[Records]
┄┄┄┄┄┄

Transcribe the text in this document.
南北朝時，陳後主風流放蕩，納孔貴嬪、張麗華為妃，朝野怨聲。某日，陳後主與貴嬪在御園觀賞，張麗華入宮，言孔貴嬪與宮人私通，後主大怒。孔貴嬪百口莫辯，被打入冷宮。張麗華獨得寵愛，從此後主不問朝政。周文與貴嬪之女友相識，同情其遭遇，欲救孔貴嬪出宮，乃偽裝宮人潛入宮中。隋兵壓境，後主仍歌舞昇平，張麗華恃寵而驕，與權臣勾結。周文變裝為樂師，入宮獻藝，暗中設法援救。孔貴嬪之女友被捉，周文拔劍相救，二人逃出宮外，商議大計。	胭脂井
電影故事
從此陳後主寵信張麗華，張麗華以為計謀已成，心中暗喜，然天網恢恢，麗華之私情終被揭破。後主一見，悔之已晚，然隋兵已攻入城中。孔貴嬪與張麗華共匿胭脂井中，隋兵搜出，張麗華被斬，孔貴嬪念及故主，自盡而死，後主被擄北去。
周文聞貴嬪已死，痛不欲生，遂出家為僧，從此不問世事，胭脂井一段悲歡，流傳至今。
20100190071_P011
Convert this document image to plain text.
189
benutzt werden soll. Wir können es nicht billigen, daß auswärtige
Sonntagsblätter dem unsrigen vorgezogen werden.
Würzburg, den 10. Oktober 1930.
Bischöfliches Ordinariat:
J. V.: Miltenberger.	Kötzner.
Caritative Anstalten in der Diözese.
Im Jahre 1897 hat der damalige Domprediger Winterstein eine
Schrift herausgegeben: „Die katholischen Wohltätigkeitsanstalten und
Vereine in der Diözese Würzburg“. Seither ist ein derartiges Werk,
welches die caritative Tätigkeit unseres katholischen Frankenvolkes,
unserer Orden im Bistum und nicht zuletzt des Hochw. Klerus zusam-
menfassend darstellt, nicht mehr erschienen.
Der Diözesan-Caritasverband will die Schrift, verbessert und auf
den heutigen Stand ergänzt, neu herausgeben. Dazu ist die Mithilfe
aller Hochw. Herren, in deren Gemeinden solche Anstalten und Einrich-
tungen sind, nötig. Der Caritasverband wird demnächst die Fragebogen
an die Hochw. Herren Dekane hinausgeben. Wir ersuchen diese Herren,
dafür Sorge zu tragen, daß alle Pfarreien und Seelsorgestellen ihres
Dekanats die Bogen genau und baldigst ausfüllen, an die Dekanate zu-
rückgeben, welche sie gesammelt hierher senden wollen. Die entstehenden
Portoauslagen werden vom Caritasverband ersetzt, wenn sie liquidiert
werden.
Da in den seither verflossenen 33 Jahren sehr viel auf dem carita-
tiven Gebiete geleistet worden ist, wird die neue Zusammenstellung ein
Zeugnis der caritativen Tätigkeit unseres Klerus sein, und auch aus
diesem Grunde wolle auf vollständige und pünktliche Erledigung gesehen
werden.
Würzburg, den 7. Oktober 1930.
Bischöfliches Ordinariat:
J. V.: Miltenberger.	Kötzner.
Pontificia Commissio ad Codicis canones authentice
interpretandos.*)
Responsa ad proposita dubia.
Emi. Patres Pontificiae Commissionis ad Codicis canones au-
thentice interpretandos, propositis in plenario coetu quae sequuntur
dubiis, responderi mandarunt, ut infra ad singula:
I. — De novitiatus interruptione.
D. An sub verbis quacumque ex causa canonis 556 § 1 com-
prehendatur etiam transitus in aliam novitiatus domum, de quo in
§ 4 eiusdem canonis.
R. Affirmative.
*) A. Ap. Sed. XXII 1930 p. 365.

┄┄┄┄┄┄

SHORT TASK. Every entry in the listing must be retyped exactly.

TASK RESPONSE.
Transcribe the text in this document.
南北朝時，陳後主風流放蕩，納孔貴嬪、張麗華為妃，朝野怨聲。某日，陳後主與貴嬪在御園觀賞，張麗華入宮，言孔貴嬪與宮人私通，後主大怒。孔貴嬪百口莫辯，被打入冷宮。張麗華獨得寵愛，從此後主不問朝政。周文與貴嬪之女友相識，同情其遭遇，欲救孔貴嬪出宮，乃偽裝宮人潛入宮中。隋兵壓境，後主仍歌舞昇平，張麗華恃寵而驕，與權臣勾結。周文變裝為樂師，入宮獻藝，暗中設法援救。孔貴嬪之女友被捉，周文拔劍相救，二人逃出宮外，商議大計。	胭脂井
電影故事
從此陳後主寵信張麗華，張麗華以為計謀已成，心中暗喜，然天網恢恢，麗華之私情終被揭破。後主一見，悔之已晚，然隋兵已攻入城中。孔貴嬪與張麗華共匿胭脂井中，隋兵搜出，張麗華被斬，孔貴嬪念及故主，自盡而死，後主被擄北去。
周文聞貴嬪已死，痛不欲生，遂出家為僧，從此不問世事，胭脂井一段悲歡，流傳至今。
20100190071_P011
Convert this document image to plain text.
189
benutzt werden soll. Wir können es nicht billigen, daß auswärtige
Sonntagsblätter dem unsrigen vorgezogen werden.
Würzburg, den 10. Oktober 1930.
Bischöfliches Ordinariat:
J. V.: Miltenberger.	Kötzner.
Caritative Anstalten in der Diözese.
Im Jahre 1897 hat der damalige Domprediger Winterstein eine
Schrift herausgegeben: „Die katholischen Wohltätigkeitsanstalten und
Vereine in der Diözese Würzburg“. Seither ist ein derartiges Werk,
welches die caritative Tätigkeit unseres katholischen Frankenvolkes,
unserer Orden im Bistum und nicht zuletzt des Hochw. Klerus zusam-
menfassend darstellt, nicht mehr erschienen.
Der Diözesan-Caritasverband will die Schrift, verbessert und auf
den heutigen Stand ergänzt, neu herausgeben. Dazu ist die Mithilfe
aller Hochw. Herren, in deren Gemeinden solche Anstalten und Einrich-
tungen sind, nötig. Der Caritasverband wird demnächst die Fragebogen
an die Hochw. Herren Dekane hinausgeben. Wir ersuchen diese Herren,
dafür Sorge zu tragen, daß alle Pfarreien und Seelsorgestellen ihres
Dekanats die Bogen genau und baldigst ausfüllen, an die Dekanate zu-
rückgeben, welche sie gesammelt hierher senden wollen. Die entstehenden
Portoauslagen werden vom Caritasverband ersetzt, wenn sie liquidiert
werden.
Da in den seither verflossenen 33 Jahren sehr viel auf dem carita-
tiven Gebiete geleistet worden ist, wird die neue Zusammenstellung ein
Zeugnis der caritativen Tätigkeit unseres Klerus sein, und auch aus
diesem Grunde wolle auf vollständige und pünktliche Erledigung gesehen
werden.
Würzburg, den 7. Oktober 1930.
Bischöfliches Ordinariat:
J. V.: Miltenberger.	Kötzner.
Pontificia Commissio ad Codicis canones authentice
interpretandos.*)
Responsa ad proposita dubia.
Emi. Patres Pontificiae Commissionis ad Codicis canones au-
thentice interpretandos, propositis in plenario coetu quae sequuntur
dubiis, responderi mandarunt, ut infra ad singula:
I. — De novitiatus interruptione.
D. An sub verbis quacumque ex causa canonis 556 § 1 com-
prehendatur etiam transitus in aliam novitiatus domum, de quo in
§ 4 eiusdem canonis.
R. Affirmative.
*) A. Ap. Sed. XXII 1930 p. 365.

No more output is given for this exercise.